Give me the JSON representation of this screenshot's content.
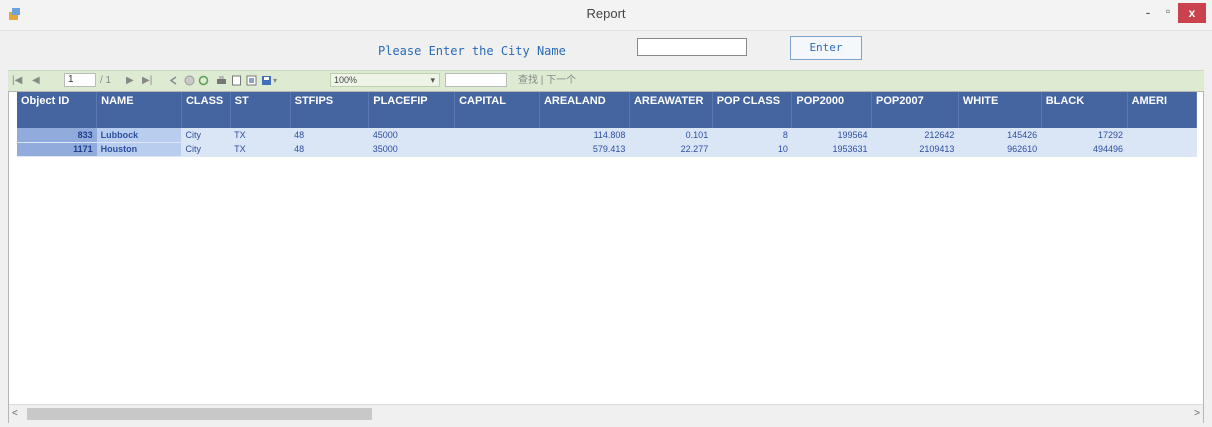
{
  "window": {
    "title": "Report",
    "minimize_glyph": "-",
    "maximize_glyph": "▫",
    "close_glyph": "x",
    "close_color": "#c9424d"
  },
  "form": {
    "prompt": "Please Enter the City Name",
    "city_value": "",
    "enter_label": "Enter"
  },
  "toolbar": {
    "first_glyph": "|◀",
    "prev_glyph": "◀",
    "page_value": "1",
    "page_of": "/ 1",
    "next_glyph": "▶",
    "last_glyph": "▶|",
    "zoom_value": "100%",
    "zoom_arrow": "▾",
    "find_value": "",
    "find_next_label": "查找 | 下一个",
    "background": "#dcebd2"
  },
  "table": {
    "headers": [
      "Object ID",
      "NAME",
      "CLASS",
      "ST",
      "STFIPS",
      "PLACEFIP",
      "CAPITAL",
      "AREALAND",
      "AREAWATER",
      "POP CLASS",
      "POP2000",
      "POP2007",
      "WHITE",
      "BLACK",
      "AMERI"
    ],
    "rows": [
      [
        "833",
        "Lubbock",
        "City",
        "TX",
        "48",
        "45000",
        "",
        "114.808",
        "0.101",
        "8",
        "199564",
        "212642",
        "145426",
        "17292",
        ""
      ],
      [
        "1171",
        "Houston",
        "City",
        "TX",
        "48",
        "35000",
        "",
        "579.413",
        "22.277",
        "10",
        "1953631",
        "2109413",
        "962610",
        "494496",
        ""
      ]
    ],
    "header_color": "#4565a0"
  },
  "scroll": {
    "left_glyph": "<",
    "right_glyph": ">"
  }
}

§ **Set problem**
Look through the entries above for the word "Enter". Copy every line where it shows up.

§ **The response**
    "prompt": "Please Enter the City Name",
    "enter_label": "Enter"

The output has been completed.